THE EXERCISE: Find and copy every line in the records that includes the string "náhle".
>> START TASK DATA
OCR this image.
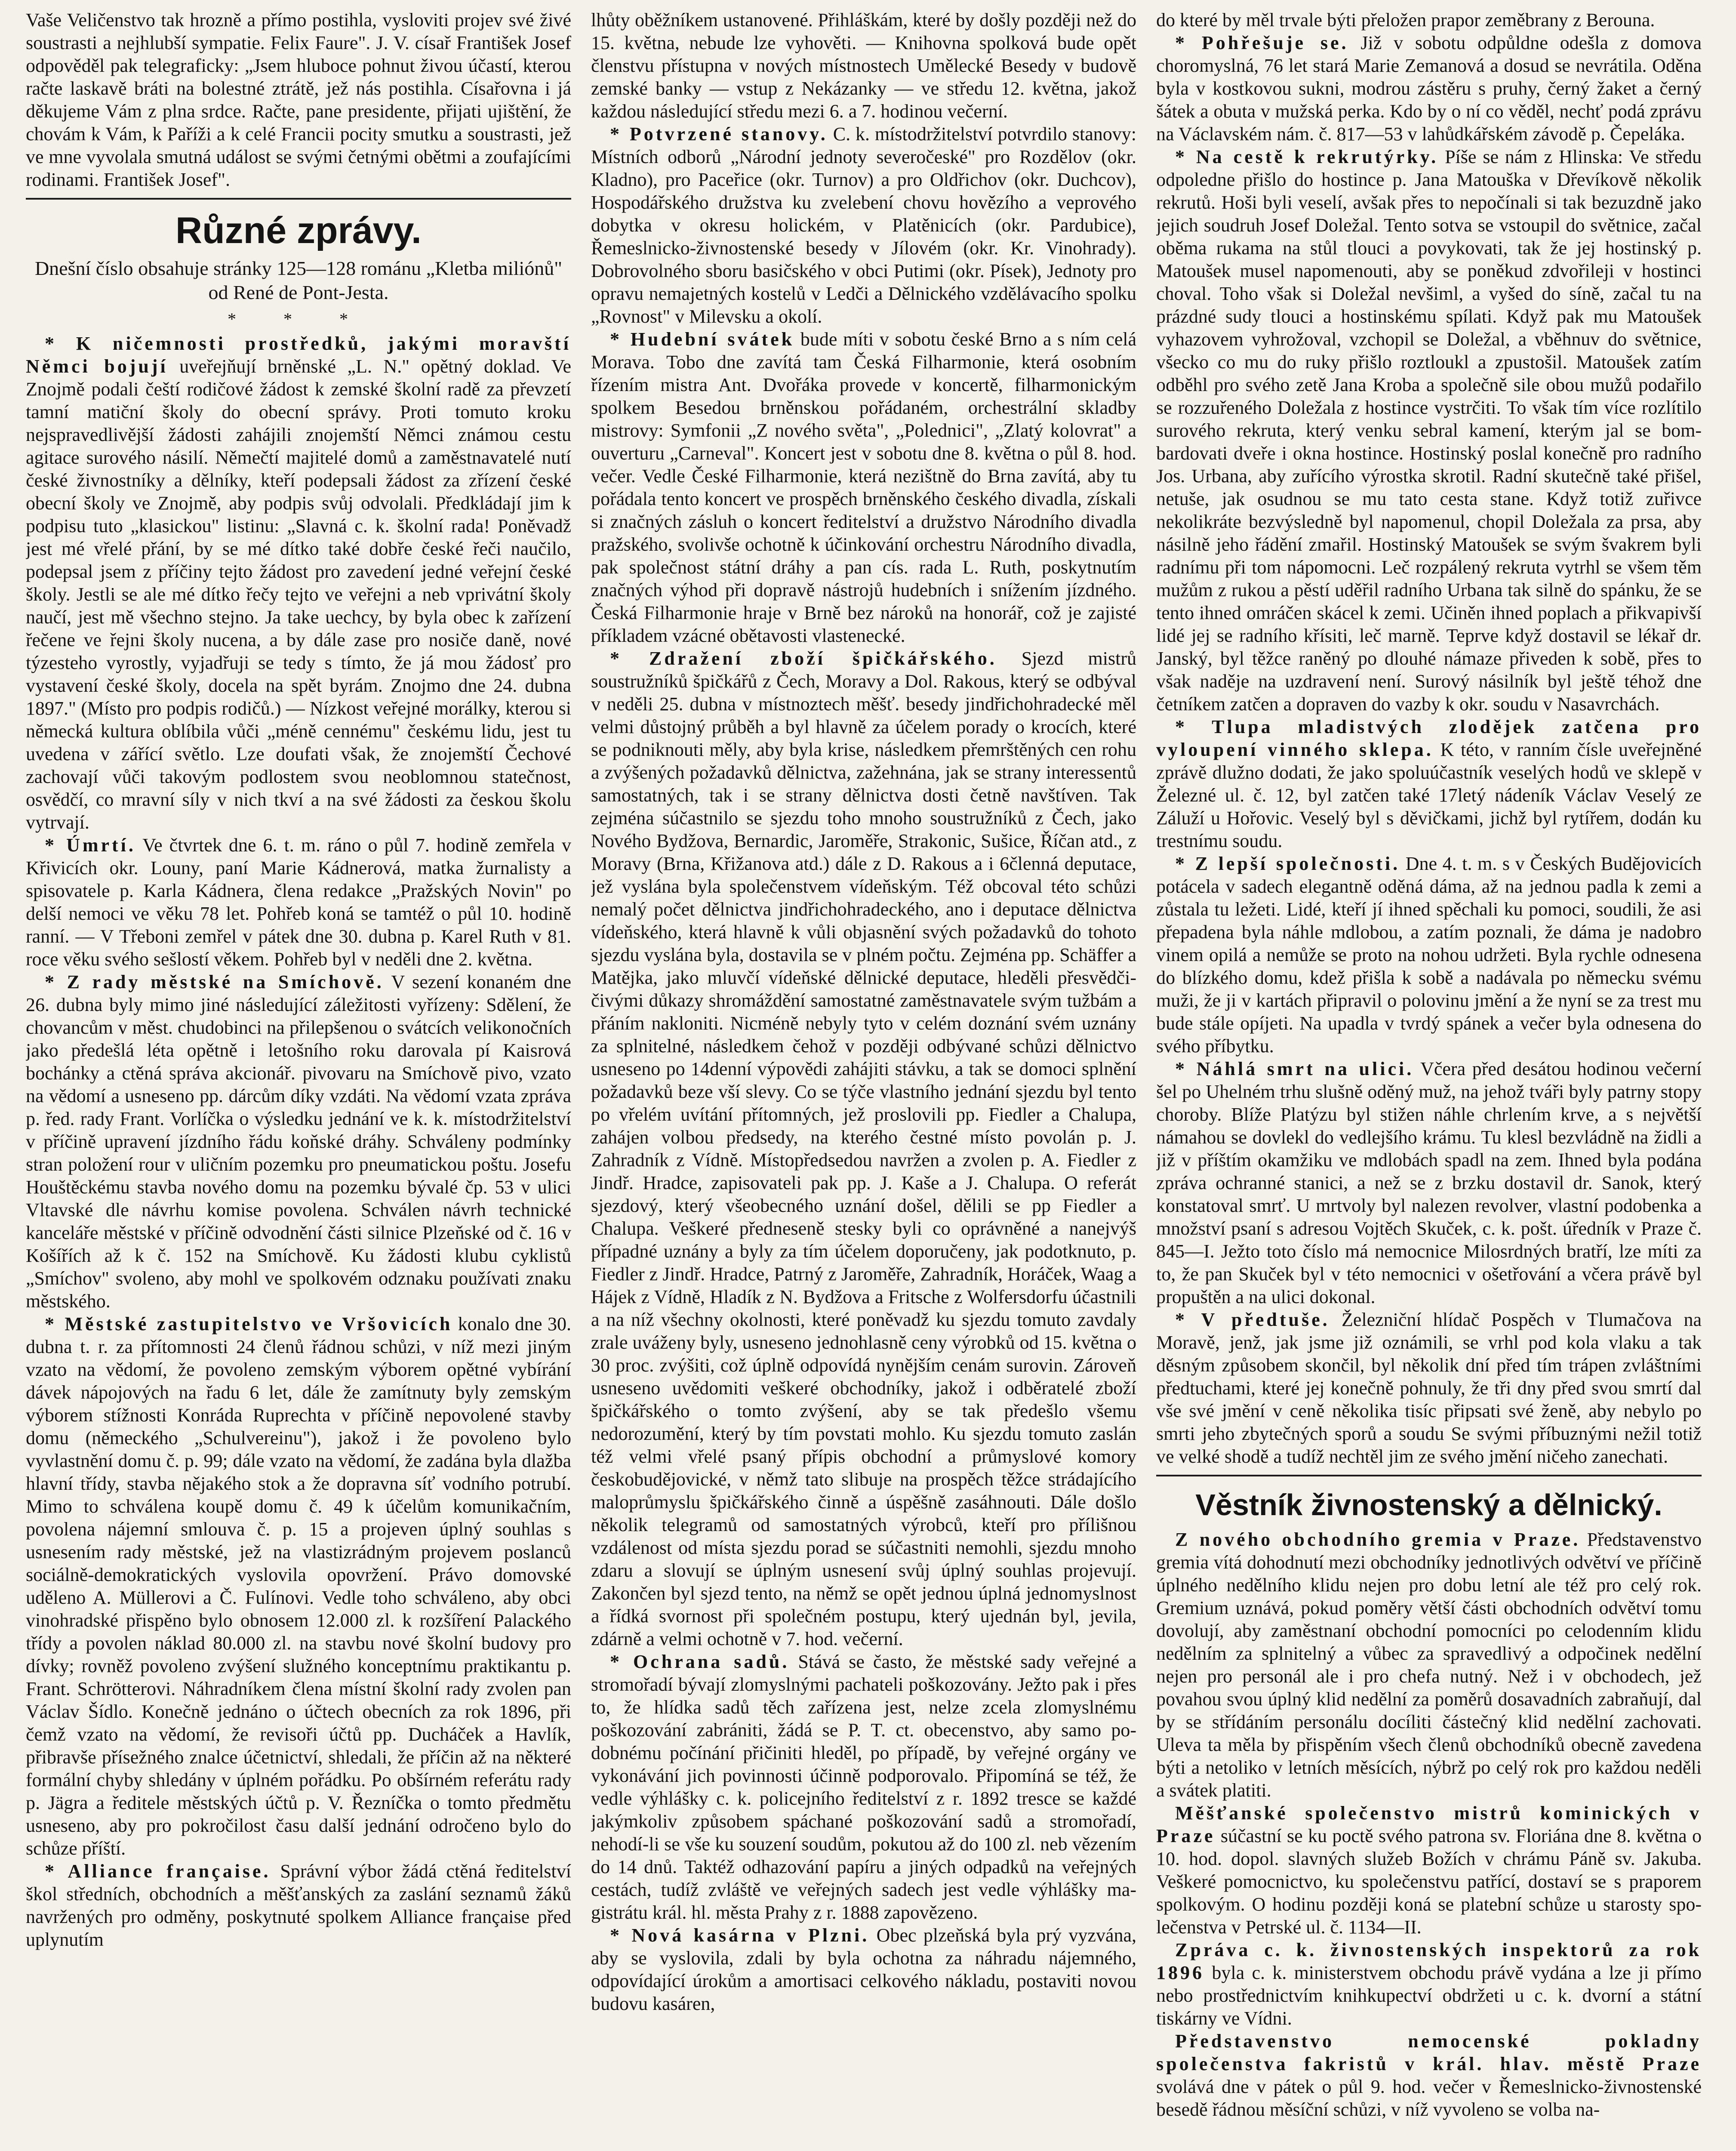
Vaše Veličenstvo tak hrozně a přímo postihla, vysloviti projev své živé soustrasti a nejhlubší sympatie. Felix Faure". J. V. císař František Josef odpověděl pak telegraficky: „Jsem hluboce pohnut živou účastí, kterou račte laskavě bráti na bolestné ztrátě, jež nás postihla. Císařovna i já děkujeme Vám z plna srdce. Račte, pane presidente, přijati ujištění, že chovám k Vám, k Paříži a k celé Francii pocity smutku a soustrasti, jež ve mne vyvolala smutná událost se svými četnými obětmi a zoufajícími rodinami. František Josef".

Různé zprávy.
Dnešní číslo obsahuje stránky 125—128 románu „Kletba miliónů" od René de Pont-Jesta.
* * *

* K ničemnosti prostředků, jakými moravští Němci bojují uveřejňují brněnské „L. N." opětný doklad. Ve Znojmě podali čeští rodičové žádost k zemské školní radě za převzetí tamní matiční školy do obecní správy. Proti tomuto kroku nejspravedlivější žádosti zahájili znojemští Němci známou cestu agitace surového násilí. Němečtí majitelé domů a zaměstnavatelé nutí české živnostníky a dělníky, kteří podepsali žádost za zřízení české obecní školy ve Znojmě, aby podpis svůj odvolali. Předkládají jim k podpisu tuto „klasickou" listinu: „Slavná c. k. školní rada! Poněvadž jest mé vřelé přání, by se mé dítko také dobře české řeči naučilo, podepsal jsem z příčiny tejto žádost pro zavedení jedné veřejní české školy. Jestli se ale mé dítko řečy tejto ve veřejni a neb vprivátní školy naučí, jest mě všechno stejno. Ja take uechcy, by byla obec k zařízení řečene ve řejni školy nucena, a by dále zase pro nosiče daně, nové týzesteho vyrostly, vyjadřuji se tedy s tímto, že já mou žádosť pro vystavení české školy, docela na spět byrám. Znojmo dne 24. dubna 1897." (Místo pro podpis rodičů.) — Nízkost veřejné morálky, kterou si německá kultura oblíbila vůči „méně cennému" českému lidu, jest tu uvedena v zářící světlo. Lze doufati však, že znojemští Čechové zachovají vůči takovým podlostem svou neoblomnou statečnost, osvědčí, co mravní síly v nich tkví a na své žádosti za českou školu vytrvají.

* Úmrtí. Ve čtvrtek dne 6. t. m. ráno o půl 7. hodině zemřela v Křivicích okr. Louny, paní Marie Kádnerová, matka žurnalisty a spisovatele p. Karla Kádnera, člena redakce „Pražských Novin" po delší nemoci ve věku 78 let. Pohřeb koná se tamtéž o půl 10. hodině ranní. — V Třeboni zemřel v pátek dne 30. dubna p. Karel Ruth v 81. roce věku svého sešlostí věkem. Pohřeb byl v neděli dne 2. května.

* Z rady městské na Smíchově. V sezení konaném dne 26. dubna byly mimo jiné následující záležitosti vyřízeny: Sdělení, že chovancům v měst. chudobinci na přilepšenou o svátcích velikonočních jako předešlá léta opětně i letošního roku darovala pí Kaisrová bochánky a ctěná správa akcionář. pivovaru na Smíchově pivo, vzato na vědomí a usneseno pp. dárcům díky vzdáti. Na vědomí vzata zpráva p. řed. rady Frant. Vorlíčka o výsledku jednání ve k. k. místodržitelství v příčině upravení jízdního řádu koňské dráhy. Schváleny podmínky stran položení rour v uličním pozemku pro pneumatickou poštu. Josefu Houštěckému stavba nového domu na pozemku bývalé čp. 53 v ulici Vltavské dle návrhu komise povolena. Schválen návrh technické kanceláře městské v příčině odvodnění části silnice Plzeňské od č. 16 v Košířích až k č. 152 na Smíchově. Ku žádosti klubu cyklistů „Smíchov" svoleno, aby mohl ve spolkovém odznaku používati znaku městského.

* Městské zastupitelstvo ve Vršovicích konalo dne 30. dubna t. r. za přítomnosti 24 členů řádnou schůzi, v níž mezi jiným vzato na vědomí, že povoleno zemským výborem opětné vybírání dávek nápojových na řadu 6 let, dále že zamítnuty byly zemským výborem stížnosti Konráda Ruprechta v příčině nepovolené stavby domu (německého „Schulvereinu"), jakož i že povoleno bylo vyvlastnění domu č. p. 99; dále vzato na vědomí, že zadána byla dlažba hlavní třídy, stavba nějakého stok a že dopravna síť vodního potrubí. Mimo to schválena koupě domu č. 49 k účelům komunikačním, povolena nájemní smlouva č. p. 15 a projeven úplný souhlas s usnesením rady městské, jež na vlastizrádným projevem poslanců sociálně-demokratických vyslovila opovržení. Právo domovské uděleno A. Müllerovi a Č. Fulínovi. Vedle toho schváleno, aby obci vinohradské přispěno bylo obnosem 12.000 zl. k rozšíření Palackého třídy a povolen náklad 80.000 zl. na stavbu nové školní budovy pro dívky; rovněž povoleno zvýšení služného konceptnímu praktikantu p. Frant. Schrötterovi. Náhradníkem člena místní školní rady zvolen pan Václav Šídlo. Konečně jednáno o účtech obecních za rok 1896, při čemž vzato na vědomí, že revisoři účtů pp. Ducháček a Havlík, přibravše přísežného znalce účetnictví, shledali, že příčin až na některé formální chyby shledány v úplném pořádku. Po obšírném referátu rady p. Jägra a ředitele městských účtů p. V. Řezníčka o tomto předmětu usneseno, aby pro pokročilost času další jednání odročeno bylo do schůze příští.

* Alliance française. Správní výbor žádá ctěná ředitelství škol středních, obchodních a měšťanských za zaslání seznamů žáků navržených pro odměny, poskytnuté spolkem Alliance française před uplynutím

lhůty oběžníkem ustanovené. Přihláškám, které by došly později než do 15. května, nebude lze vyhověti. — Knihovna spolková bude opět členstvu přístupna v nových místnostech Umělecké Besedy v budově zemské banky — vstup z Nekázanky — ve středu 12. května, jakož každou následující středu mezi 6. a 7. hodinou večerní.

* Potvrzené stanovy. C. k. místodržitelství potvrdilo stanovy: Místních odborů „Národní jednoty severočeské" pro Rozdělov (okr. Kladno), pro Paceřice (okr. Turnov) a pro Oldřichov (okr. Duchcov), Hospodářského družstva ku zvelebení chovu hovězího a veprového dobytka v okresu holickém, v Platěnicích (okr. Pardubice), Řemeslnicko-živnostenské besedy v Jílovém (okr. Kr. Vinohrady). Dobrovolného sboru basičského v obci Putimi (okr. Písek), Jednoty pro opravu nemajetných kostelů v Ledči a Dělnického vzdělávacího spolku „Rovnost" v Milevsku a okolí.

* Hudební svátek bude míti v sobotu české Brno a s ním celá Morava. Tobo dne zavítá tam Česká Filharmonie, která osobním řízením mistra Ant. Dvořáka provede v koncertě, filharmonickým spolkem Besedou brněnskou pořádaném, orchestrální skladby mistrovy: Symfonii „Z nového světa", „Polednici", „Zlatý kolovrat" a ouverturu „Carneval". Koncert jest v sobotu dne 8. května o půl 8. hod. večer. Vedle České Filharmonie, která nezištně do Brna zavítá, aby tu pořádala tento koncert ve prospěch brněnského českého divadla, získali si značných zásluh o koncert ředitelství a družstvo Národního divadla pražského, svolivše ochotně k účinkování orchestru Národního divadla, pak společnost státní dráhy a pan cís. rada L. Ruth, poskytnutím značných výhod při dopravě nástrojů hudebních i snížením jízdného. Česká Filharmonie hraje v Brně bez nároků na honorář, což je zajisté příkladem vzácné obětavosti vlastenecké.

* Zdražení zboží špičkářského. Sjezd mistrů soustružníků špičkářů z Čech, Moravy a Dol. Rakous, který se odbýval v neděli 25. dubna v místnoztech měšť. besedy jindřichohradecké měl velmi důstojný průběh a byl hlavně za účelem porady o krocích, které se podniknouti měly, aby byla krise, následkem přemrštěných cen rohu a zvýšených požadavků dělnictva, zažehnána, jak se strany interessentů samostatných, tak i se strany dělnictva dosti četně navštíven. Tak zejména súčastnilo se sjezdu toho mnoho soustružníků z Čech, jako Nového Bydžova, Bernardic, Jaroměře, Strakonic, Sušice, Říčan atd., z Moravy (Brna, Křižanova atd.) dále z D. Rakous a i 6členná deputace, jež vyslána byla společenstvem vídeňským. Též obcoval této schůzi nemalý počet dělnictva jindřichohradeckého, ano i deputace dělnictva vídeňského, která hlavně k vůli objasnění svých požadavků do tohoto sjezdu vyslána byla, dostavila se v plném počtu. Zejména pp. Schäffer a Matějka, jako mluvčí vídeňské dělnické deputace, hleděli přesvědčičivými důkazy shromáždění samostatné zaměstnavatele svým tužbám a přáním nakloniti. Nicméně nebyly tyto v celém doznání svém uznány za splnitelné, následkem čehož v později odbývané schůzi dělnictvo usneseno po 14denní výpovědi zahájiti stávku, a tak se domoci splnění požadavků beze vší slevy. Co se týče vlastního jednání sjezdu byl tento po vřelém uvítání přítomných, jež proslovili pp. Fiedler a Chalupa, zahájen volbou předsedy, na kterého čestné místo povolán p. J. Zahradník z Vídně. Místopředsedou navržen a zvolen p. A. Fiedler z Jindř. Hradce, zapisovateli pak pp. J. Kaše a J. Chalupa. O referát sjezdový, který všeobecného uznání došel, dělili se pp Fiedler a Chalupa. Veškeré předneseně stesky byli co oprávněné a nanejvýš případné uznány a byly za tím účelem doporučeny, jak podotknuto, p. Fiedler z Jindř. Hradce, Patrný z Jaroměře, Zahradník, Horáček, Waag a Hájek z Vídně, Hladík z N. Bydžova a Fritsche z Wolfersdorfu účastnili a na níž všechny okolnosti, které poněvadž ku sjezdu tomuto zavdaly zrale uváženy byly, usneseno jednohlasně ceny výrobků od 15. května o 30 proc. zvýšiti, což úplně odpovídá nynějším cenám surovin. Zároveň usneseno uvědomiti veškeré obchodníky, jakož i odběratelé zboží špičkářského o tomto zvýšení, aby se tak předešlo všemu nedorozumění, který by tím povstati mohlo. Ku sjezdu tomuto zaslán též velmi vřelé psaný přípis obchodní a průmyslové komory českobudějovické, v němž tato slibuje na prospěch těžce strádajícího maloprůmyslu špičkářského činně a úspěšně zasáhnouti. Dále došlo několik telegramů od samostatných výrobců, kteří pro přílišnou vzdálenost od místa sjezdu porad se súčastniti nemohli, sjezdu mnoho zdaru a slovují se úplným usnesení svůj úplný souhlas projevují. Zakončen byl sjezd tento, na němž se opět jednou úplná jednomyslnost a řídká svornost při společném postupu, který ujednán byl, jevila, zdárně a velmi ochotně v 7. hod. večerní.

* Ochrana sadů. Stává se často, že městské sady veřejné a stromořadí bývají zlomyslnými pachateli poškozovány. Ježto pak i přes to, že hlídka sadů těch zařízena jest, nelze zcela zlomyslnému poškozování zabrániti, žádá se P. T. ct. obecenstvo, aby samo podobnému počínání přičiniti hleděl, po případě, by veřejné orgány ve vykonávání jich povinnosti účinně podporovalo. Připomíná se též, že vedle výhlášky c. k. policejního ředitelství z r. 1892 tresce se každé jakýmkoliv způsobem spáchané poškozování sadů a stromořadí, nehodí-li se vše ku souzení soudům, pokutou až do 100 zl. neb vězením do 14 dnů. Taktéž odhazování papíru a jiných odpadků na veřejných cestách, tudíž zvláště ve veřejných sadech jest vedle výhlášky magistrátu král. hl. města Prahy z r. 1888 zapovězeno.

* Nová kasárna v Plzni. Obec plzeňská byla prý vyzvána, aby se vyslovila, zdali by byla ochotna za náhradu nájemného, odpovídající úrokům a amortisaci celkového nákladu, postaviti novou budovu kasáren,

do které by měl trvale býti přeložen prapor zeměbrany z Berouna.

* Pohřešuje se. Již v sobotu odpůldne odešla z domova choromyslná, 76 let stará Marie Zemanová a dosud se nevrátila. Oděna byla v kostkovou sukni, modrou zástěru s pruhy, černý žaket a černý šátek a obuta v mužská perka. Kdo by o ní co věděl, nechť podá zprávu na Václavském nám. č. 817—53 v lahůdkářském závodě p. Čepeláka.

* Na cestě k rekrutýrky. Píše se nám z Hlinska: Ve středu odpoledne přišlo do hostince p. Jana Matouška v Dřevíkově několik rekrutů. Hoši byli veselí, avšak přes to nepočínali si tak bezuzdně jako jejich soudruh Josef Doležal. Tento sotva se vstoupil do světnice, začal oběma rukama na stůl tlouci a povykovati, tak že jej hostinský p. Matoušek musel napomenouti, aby se poněkud zdvořileji v hostinci choval. Toho však si Doležal nevšiml, a vyšed do síně, začal tu na prázdné sudy tlouci a hostinskému spílati. Když pak mu Matoušek vyhazovem vyhrožoval, vzchopil se Doležal, a vběhnuv do světnice, všecko co mu do ruky přišlo roztloukl a zpustošil. Matoušek zatím odběhl pro svého zetě Jana Kroba a společně sile obou mužů podařilo se rozzuřeného Doležala z hostince vystrčiti. To však tím více rozlítilo surového rekruta, který venku sebral kamení, kterým jal se bombardovati dveře i okna hostince. Hostinský poslal konečně pro radního Jos. Urbana, aby zuřícího výrostka skrotil. Radní skutečně také přišel, netuše, jak osudnou se mu tato cesta stane. Když totiž zuřivce nekolikráte bezvýsledně byl napomenul, chopil Doležala za prsa, aby násilně jeho řádění zmařil. Hostinský Matoušek se svým švakrem byli radnímu při tom nápomocni. Leč rozpálený rekruta vytrhl se všem těm mužům z rukou a pěstí uděřil radního Urbana tak silně do spánku, že se tento ihned omráčen skácel k zemi. Učiněn ihned poplach a přikvapivší lidé jej se radního křísiti, leč marně. Teprve když dostavil se lékař dr. Janský, byl těžce raněný po dlouhé námaze přiveden k sobě, přes to však naděje na uzdravení není. Surový násilník byl ještě téhož dne četníkem zatčen a dopraven do vazby k okr. soudu v Nasavrchách.

* Tlupa mladistvých zlodějek zatčena pro vyloupení vinného sklepa. K této, v ranním čísle uveřejněné zprávě dlužno dodati, že jako spoluúčastník veselých hodů ve sklepě v Železné ul. č. 12, byl zatčen také 17letý nádeník Václav Veselý ze Záluží u Hořovic. Veselý byl s děvičkami, jichž byl rytířem, dodán ku trestnímu soudu.

* Z lepší společnosti. Dne 4. t. m. s v Českých Budějovicích potácela v sadech elegantně oděná dáma, až na jednou padla k zemi a zůstala tu ležeti. Lidé, kteří jí ihned spěchali ku pomoci, soudili, že asi přepadena byla náhle mdlobou, a zatím poznali, že dáma je nadobro vinem opilá a nemůže se proto na nohou udržeti. Byla rychle odnesena do blízkého domu, kdež přišla k sobě a nadávala po německu svému muži, že ji v kartách připravil o polovinu jmění a že nyní se za trest mu bude stále opíjeti. Na upadla v tvrdý spánek a večer byla odnesena do svého příbytku.

* Náhlá smrt na ulici. Včera před desátou hodinou večerní šel po Uhelném trhu slušně oděný muž, na jehož tváři byly patrny stopy choroby. Blíže Platýzu byl stižen náhle chrlením krve, a s největší námahou se dovlekl do vedlejšího krámu. Tu klesl bezvládně na židli a již v příštím okamžiku ve mdlobách spadl na zem. Ihned byla podána zpráva ochranné stanici, a než se z brzku dostavil dr. Sanok, který konstatoval smrť. U mrtvoly byl nalezen revolver, vlastní podobenka a množství psaní s adresou Vojtěch Skuček, c. k. pošt. úředník v Praze č. 845—I. Ježto toto číslo má nemocnice Milosrdných bratří, lze míti za to, že pan Skuček byl v této nemocnici v ošetřování a včera právě byl propuštěn a na ulici dokonal.

* V předtuše. Železniční hlídač Pospěch v Tlumačova na Moravě, jenž, jak jsme již oznámili, se vrhl pod kola vlaku a tak děsným způsobem skončil, byl několik dní před tím trápen zvláštními předtuchami, které jej konečně pohnuly, že tři dny před svou smrtí dal vše své jmění v ceně několika tisíc připsati své ženě, aby nebylo po smrti jeho zbytečných sporů a soudu Se svými příbuznými nežil totiž ve velké shodě a tudíž nechtěl jim ze svého jmění ničeho zanechati.

Věstník živnostenský a dělnický.

Z nového obchodního gremia v Praze. Představenstvo gremia vítá dohodnutí mezi obchodníky jednotlivých odvětví ve příčině úplného nedělního klidu nejen pro dobu letní ale též pro celý rok. Gremium uznává, pokud poměry větší části obchodních odvětví tomu dovolují, aby zaměstnaní obchodní pomocníci po celodenním klidu nedělním za splnitelný a vůbec za spravedlivý a odpočinek nedělní nejen pro personál ale i pro chefa nutný. Než i v obchodech, jež povahou svou úplný klid nedělní za poměrů dosavadních zabraňují, dal by se střídáním personálu docíliti částečný klid nedělní zachovati. Uleva ta měla by přispěním všech členů obchodníků obecně zavedena býti a netoliko v letních měsících, nýbrž po celý rok pro každou neděli a svátek platiti.

Měšťanské společenstvo mistrů kominických v Praze súčastní se ku poctě svého patrona sv. Floriána dne 8. května o 10. hod. dopol. slavných služeb Božích v chrámu Páně sv. Jakuba. Veškeré pomocnictvo, ku společenstvu patřící, dostaví se s praporem spolkovým. O hodinu později koná se platební schůze u starosty společenstva v Petrské ul. č. 1134—II.

Zpráva c. k. živnostenských inspektorů za rok 1896 byla c. k. ministerstvem obchodu právě vydána a lze ji přímo nebo prostřednictvím knihkupectví obdržeti u c. k. dvorní a státní tiskárny ve Vídni.

Představenstvo nemocenské pokladny společenstva fakristů v král. hlav. městě Praze svolává dne v pátek o půl 9. hod. večer v Řemeslnicko-živnostenské besedě řádnou měsíční schůzi, v níž vyvoleno se volba na-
>> END TASK DATA
PROBLEM SOLUTION:
* Z lepší společnosti. Dne 4. t. m. s v Českých Budějovicích potácela v sadech elegantně oděná dáma, až na jednou padla k zemi a zůstala tu ležeti. Lidé, kteří jí ihned spěchali ku pomoci, soudili, že asi přepadena byla náhle mdlobou, a zatím poznali, že dáma je nadobro vinem opilá a nemůže se proto na nohou udržeti. Byla rychle odnesena do blízkého domu, kdež přišla k sobě a nadávala po německu svému muži, že ji v kartách připravil o polovinu jmění a že nyní se za trest mu bude stále opíjeti. Na upadla v tvrdý spánek a večer byla odnesena do svého příbytku.
* Náhlá smrt na ulici. Včera před desátou hodinou večerní šel po Uhelném trhu slušně oděný muž, na jehož tváři byly patrny stopy choroby. Blíže Platýzu byl stižen náhle chrlením krve, a s největší námahou se dovlekl do vedlejšího krámu. Tu klesl bezvládně na židli a již v příštím okamžiku ve mdlobách spadl na zem. Ihned byla podána zpráva ochranné stanici, a než se z brzku dostavil dr. Sanok, který konstatoval smrť. U mrtvoly byl nalezen revolver, vlastní podobenka a množství psaní s adresou Vojtěch Skuček, c. k. pošt. úředník v Praze č. 845—I. Ježto toto číslo má nemocnice Milosrdných bratří, lze míti za to, že pan Skuček byl v této nemocnici v ošetřování a včera právě byl propuštěn a na ulici dokonal.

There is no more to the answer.